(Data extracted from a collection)
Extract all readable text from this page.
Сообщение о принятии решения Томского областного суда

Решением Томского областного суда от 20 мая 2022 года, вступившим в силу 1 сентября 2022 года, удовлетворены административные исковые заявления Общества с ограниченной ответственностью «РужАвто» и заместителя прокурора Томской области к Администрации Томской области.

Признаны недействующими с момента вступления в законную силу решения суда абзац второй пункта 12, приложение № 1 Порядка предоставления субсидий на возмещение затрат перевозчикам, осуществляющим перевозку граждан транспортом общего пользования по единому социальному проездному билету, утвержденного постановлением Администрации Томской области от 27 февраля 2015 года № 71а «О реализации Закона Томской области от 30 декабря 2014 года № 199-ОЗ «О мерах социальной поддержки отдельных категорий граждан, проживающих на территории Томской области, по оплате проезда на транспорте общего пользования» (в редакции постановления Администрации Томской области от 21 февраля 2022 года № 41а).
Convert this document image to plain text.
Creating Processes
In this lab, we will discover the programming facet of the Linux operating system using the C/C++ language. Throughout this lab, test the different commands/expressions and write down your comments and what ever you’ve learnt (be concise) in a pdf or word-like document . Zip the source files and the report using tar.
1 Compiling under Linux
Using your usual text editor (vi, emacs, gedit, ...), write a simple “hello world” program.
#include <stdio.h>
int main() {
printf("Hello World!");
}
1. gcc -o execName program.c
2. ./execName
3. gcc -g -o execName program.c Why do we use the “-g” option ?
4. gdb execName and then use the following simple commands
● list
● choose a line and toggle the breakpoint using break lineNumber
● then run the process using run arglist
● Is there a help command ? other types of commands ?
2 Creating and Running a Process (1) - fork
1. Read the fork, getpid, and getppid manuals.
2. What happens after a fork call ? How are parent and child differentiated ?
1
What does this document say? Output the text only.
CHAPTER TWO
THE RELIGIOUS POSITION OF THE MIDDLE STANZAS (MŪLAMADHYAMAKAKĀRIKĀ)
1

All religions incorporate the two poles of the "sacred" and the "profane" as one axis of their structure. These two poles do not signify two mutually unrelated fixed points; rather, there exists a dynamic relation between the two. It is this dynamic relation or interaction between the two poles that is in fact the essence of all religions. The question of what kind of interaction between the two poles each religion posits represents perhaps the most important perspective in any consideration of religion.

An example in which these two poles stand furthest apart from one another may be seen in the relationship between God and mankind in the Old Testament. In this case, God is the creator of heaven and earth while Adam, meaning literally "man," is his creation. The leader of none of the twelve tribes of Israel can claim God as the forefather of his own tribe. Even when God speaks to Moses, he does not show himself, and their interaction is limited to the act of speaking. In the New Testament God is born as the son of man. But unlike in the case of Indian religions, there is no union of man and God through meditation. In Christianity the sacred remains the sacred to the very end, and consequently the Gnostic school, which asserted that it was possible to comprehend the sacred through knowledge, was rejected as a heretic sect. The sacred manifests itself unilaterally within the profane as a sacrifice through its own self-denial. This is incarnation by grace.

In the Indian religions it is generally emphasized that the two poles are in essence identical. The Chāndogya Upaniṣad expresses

WHAT TO PRODUCE
Each line must be given again exactly as written above.

CORRECT RESPONSE
Extract all readable text from this page.
Сообщение о принятии решения Томского областного суда

Решением Томского областного суда от 20 мая 2022 года, вступившим в силу 1 сентября 2022 года, удовлетворены административные исковые заявления Общества с ограниченной ответственностью «РужАвто» и заместителя прокурора Томской области к Администрации Томской области.

Признаны недействующими с момента вступления в законную силу решения суда абзац второй пункта 12, приложение № 1 Порядка предоставления субсидий на возмещение затрат перевозчикам, осуществляющим перевозку граждан транспортом общего пользования по единому социальному проездному билету, утвержденного постановлением Администрации Томской области от 27 февраля 2015 года № 71а «О реализации Закона Томской области от 30 декабря 2014 года № 199-ОЗ «О мерах социальной поддержки отдельных категорий граждан, проживающих на территории Томской области, по оплате проезда на транспорте общего пользования» (в редакции постановления Администрации Томской области от 21 февраля 2022 года № 41а).
Convert this document image to plain text.
Creating Processes
In this lab, we will discover the programming facet of the Linux operating system using the C/C++ language. Throughout this lab, test the different commands/expressions and write down your comments and what ever you’ve learnt (be concise) in a pdf or word-like document . Zip the source files and the report using tar.
1 Compiling under Linux
Using your usual text editor (vi, emacs, gedit, ...), write a simple “hello world” program.
#include <stdio.h>
int main() {
printf("Hello World!");
}
1. gcc -o execName program.c
2. ./execName
3. gcc -g -o execName program.c Why do we use the “-g” option ?
4. gdb execName and then use the following simple commands
● list
● choose a line and toggle the breakpoint using break lineNumber
● then run the process using run arglist
● Is there a help command ? other types of commands ?
2 Creating and Running a Process (1) - fork
1. Read the fork, getpid, and getppid manuals.
2. What happens after a fork call ? How are parent and child differentiated ?
1
What does this document say? Output the text only.
CHAPTER TWO
THE RELIGIOUS POSITION OF THE MIDDLE STANZAS (MŪLAMADHYAMAKAKĀRIKĀ)
1

All religions incorporate the two poles of the "sacred" and the "profane" as one axis of their structure. These two poles do not signify two mutually unrelated fixed points; rather, there exists a dynamic relation between the two. It is this dynamic relation or interaction between the two poles that is in fact the essence of all religions. The question of what kind of interaction between the two poles each religion posits represents perhaps the most important perspective in any consideration of religion.

An example in which these two poles stand furthest apart from one another may be seen in the relationship between God and mankind in the Old Testament. In this case, God is the creator of heaven and earth while Adam, meaning literally "man," is his creation. The leader of none of the twelve tribes of Israel can claim God as the forefather of his own tribe. Even when God speaks to Moses, he does not show himself, and their interaction is limited to the act of speaking. In the New Testament God is born as the son of man. But unlike in the case of Indian religions, there is no union of man and God through meditation. In Christianity the sacred remains the sacred to the very end, and consequently the Gnostic school, which asserted that it was possible to comprehend the sacred through knowledge, was rejected as a heretic sect. The sacred manifests itself unilaterally within the profane as a sacrifice through its own self-denial. This is incarnation by grace.

In the Indian religions it is generally emphasized that the two poles are in essence identical. The Chāndogya Upaniṣad expresses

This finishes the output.